_Goals:_
• A. List the usernames of everyone who posted a reply in the pet insurance thread.
• B. In the entries, rewrite the lines from the one with "x-tick — [311, 872, 312, 878]" through the final line, changing "data-point" to "marker" and keeping all else the same.

Its such a mine field out there with insurance so dont really want to take one out that wont serve it for its entire life. Anyone got any recommendation please. 
Jax


----------



## chasper (Apr 20, 2008)

We took out an insurance policy with the Caravan Club a couple of weeks ago. Lifetime cover etc all for £96 for the year with Axa . This on a Jack Russell (Tilly) 8 months old. Seemed too good to be true, but we queried the price and were told that it was correct. I would certainly give it a look. Chasper.


----------



## higgy2 (May 5, 2009)

We have a Newfoundland and are with Petplan not the cheapest by
any stretch of the imagination but they Insure For Life. So if your dog
gets an ailment they will treat it for the dogs life.

Some will only treat the ailment for 12 months then stop.

Our friend has 2 newfs and recommended them.


----------



## patp (Apr 30, 2007)

Hi Jax

As has been said it is the word "lifetime" you are looking for when navigating the minefield. Generally speaking you also get what you pay for :roll: 
One to avoid is E&L as they find any excuse to avoid paying up :evil: 

There is a company called VIP that are brokers for pet insurance. I have found them to be most helpful in sorting out a good company for your specific needs.

Another good present for Christmas would be a subscription to a magazine called Dogs Today. It comes out monthly and is full of good training and behaviour advice. This month has a couple of excellent articles on training the recall.

Best training book is "Teach Yourself Dog Training" written by the Association of Pet Dog Trainers.

Are they taking the little poppet to Puppy Socialisation Classes? They too are a must if they want a nice friendly adult dog. The earlier they go the better. Perhaps you could volunteer if parents are too busy :lol:


----------



## patnles (Oct 26, 2006)

This site might be useful compare insurance
Lesley


----------

_Data lines:_
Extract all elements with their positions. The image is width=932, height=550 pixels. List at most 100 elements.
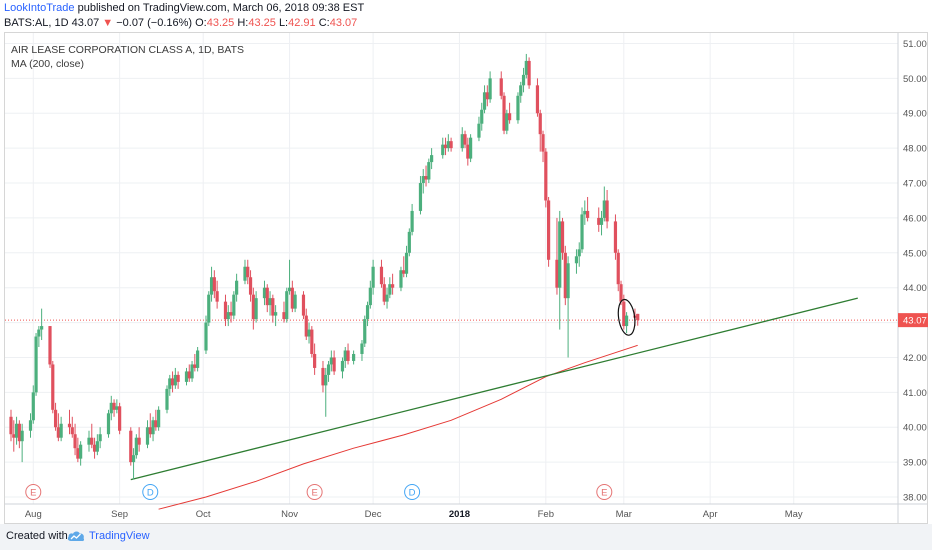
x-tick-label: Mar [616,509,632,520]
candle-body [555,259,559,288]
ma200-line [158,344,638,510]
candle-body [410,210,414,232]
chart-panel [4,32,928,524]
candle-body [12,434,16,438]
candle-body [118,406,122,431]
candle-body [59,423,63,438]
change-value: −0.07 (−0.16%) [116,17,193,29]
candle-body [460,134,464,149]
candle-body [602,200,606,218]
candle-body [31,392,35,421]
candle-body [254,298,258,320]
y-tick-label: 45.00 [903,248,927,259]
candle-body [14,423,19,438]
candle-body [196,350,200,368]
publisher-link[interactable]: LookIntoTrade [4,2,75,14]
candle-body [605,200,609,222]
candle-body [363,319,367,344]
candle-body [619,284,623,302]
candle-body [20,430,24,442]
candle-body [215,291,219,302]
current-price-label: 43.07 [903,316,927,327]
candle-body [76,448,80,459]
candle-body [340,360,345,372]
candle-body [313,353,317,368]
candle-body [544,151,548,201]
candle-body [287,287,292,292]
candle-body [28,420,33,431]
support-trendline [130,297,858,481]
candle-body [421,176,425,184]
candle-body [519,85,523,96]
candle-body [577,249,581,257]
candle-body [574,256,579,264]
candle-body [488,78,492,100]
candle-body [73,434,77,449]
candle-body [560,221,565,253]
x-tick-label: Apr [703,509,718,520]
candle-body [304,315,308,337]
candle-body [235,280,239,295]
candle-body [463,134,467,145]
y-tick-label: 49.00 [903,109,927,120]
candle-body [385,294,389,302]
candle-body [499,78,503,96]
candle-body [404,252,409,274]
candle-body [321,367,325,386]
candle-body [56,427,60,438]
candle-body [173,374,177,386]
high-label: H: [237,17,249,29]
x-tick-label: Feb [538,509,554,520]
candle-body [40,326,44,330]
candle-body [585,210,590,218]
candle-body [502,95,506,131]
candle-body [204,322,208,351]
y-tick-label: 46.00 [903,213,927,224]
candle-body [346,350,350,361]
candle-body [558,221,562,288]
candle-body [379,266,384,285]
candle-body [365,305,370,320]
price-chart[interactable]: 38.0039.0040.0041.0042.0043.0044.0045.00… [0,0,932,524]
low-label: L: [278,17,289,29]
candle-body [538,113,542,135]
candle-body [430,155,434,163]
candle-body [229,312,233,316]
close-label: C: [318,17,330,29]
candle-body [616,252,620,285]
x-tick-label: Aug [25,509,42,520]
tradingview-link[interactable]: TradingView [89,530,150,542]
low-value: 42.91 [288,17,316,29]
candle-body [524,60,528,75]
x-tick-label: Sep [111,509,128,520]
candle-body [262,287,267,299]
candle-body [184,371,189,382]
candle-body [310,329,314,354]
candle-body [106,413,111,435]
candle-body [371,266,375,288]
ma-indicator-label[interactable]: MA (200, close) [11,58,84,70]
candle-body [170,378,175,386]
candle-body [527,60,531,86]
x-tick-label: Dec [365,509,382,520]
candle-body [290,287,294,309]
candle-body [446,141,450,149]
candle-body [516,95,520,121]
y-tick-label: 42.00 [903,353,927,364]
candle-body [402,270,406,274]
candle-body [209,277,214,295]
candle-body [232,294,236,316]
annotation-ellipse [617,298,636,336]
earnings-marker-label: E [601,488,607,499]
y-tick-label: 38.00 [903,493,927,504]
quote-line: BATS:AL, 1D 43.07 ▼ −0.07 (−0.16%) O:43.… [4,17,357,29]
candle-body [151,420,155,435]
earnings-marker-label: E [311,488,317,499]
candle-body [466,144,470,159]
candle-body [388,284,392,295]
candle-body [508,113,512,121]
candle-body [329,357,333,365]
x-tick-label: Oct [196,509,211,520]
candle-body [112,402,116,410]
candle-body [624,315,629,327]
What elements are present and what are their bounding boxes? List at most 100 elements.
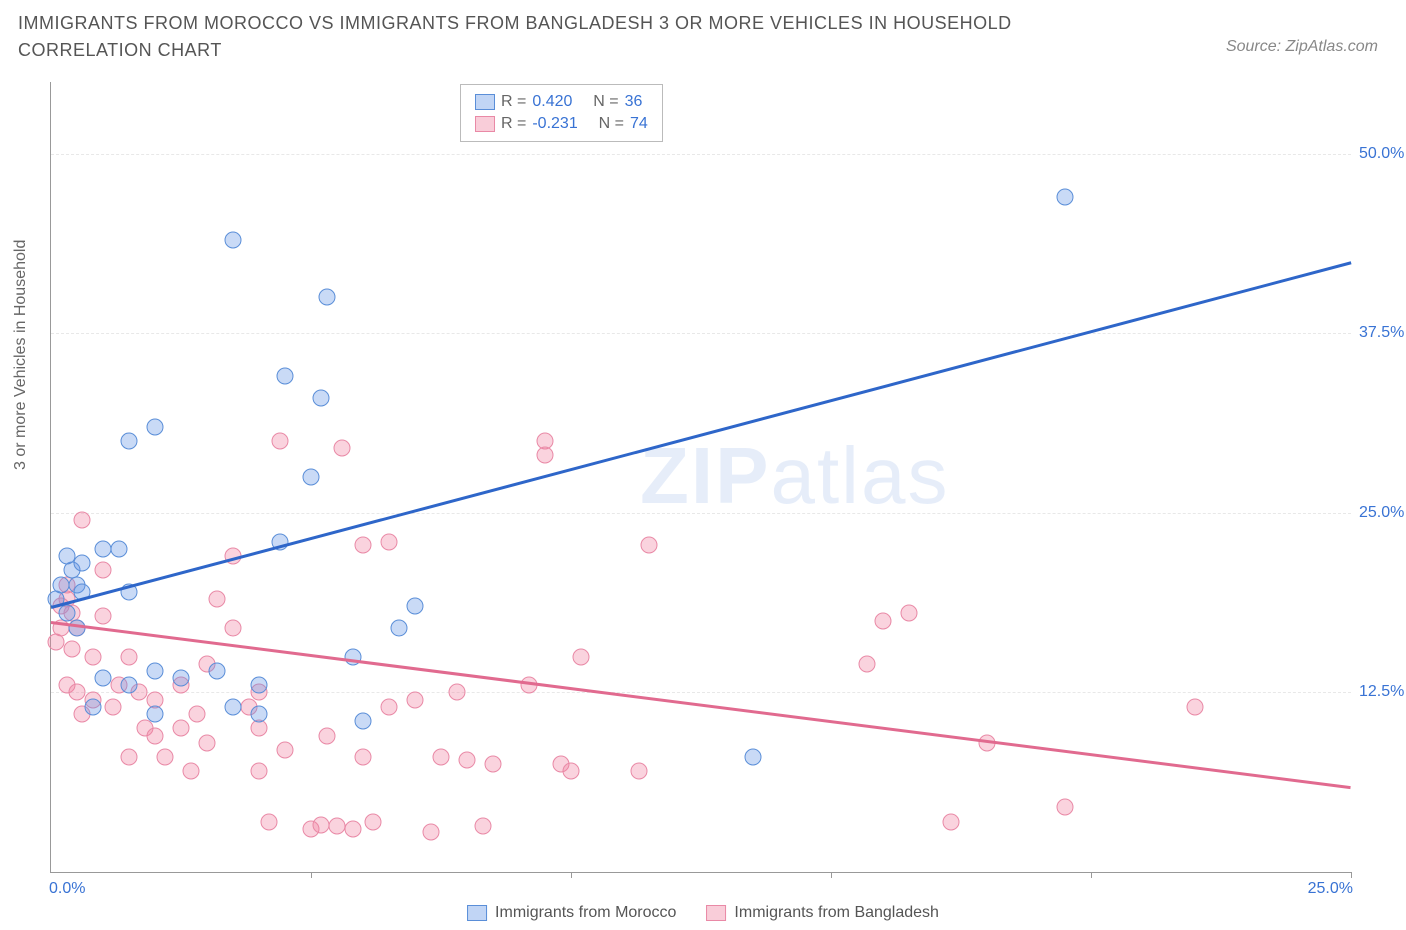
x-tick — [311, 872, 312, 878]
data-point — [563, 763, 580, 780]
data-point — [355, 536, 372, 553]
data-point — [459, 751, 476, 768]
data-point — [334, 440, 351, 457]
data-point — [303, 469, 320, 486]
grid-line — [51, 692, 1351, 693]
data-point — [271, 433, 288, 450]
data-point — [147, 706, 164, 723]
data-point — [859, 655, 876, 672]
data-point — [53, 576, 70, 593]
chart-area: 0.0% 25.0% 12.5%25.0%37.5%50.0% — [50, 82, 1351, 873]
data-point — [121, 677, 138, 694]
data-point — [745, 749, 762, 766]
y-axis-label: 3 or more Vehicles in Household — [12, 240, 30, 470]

_Task answers:_
• A.
chasper
higgy2
patp
patnles

• B.
x-tick — [311, 872, 312, 878]
marker — [563, 763, 580, 780]
marker — [355, 536, 372, 553]
marker — [459, 751, 476, 768]
marker — [334, 440, 351, 457]
marker — [303, 469, 320, 486]
grid-line — [51, 692, 1351, 693]
marker — [271, 433, 288, 450]
marker — [147, 706, 164, 723]
marker — [859, 655, 876, 672]
marker — [53, 576, 70, 593]
chart-area: 0.0% 25.0% 12.5%25.0%37.5%50.0% — [50, 82, 1351, 873]
marker — [121, 677, 138, 694]
marker — [745, 749, 762, 766]
y-axis-label: 3 or more Vehicles in Household — [12, 240, 30, 470]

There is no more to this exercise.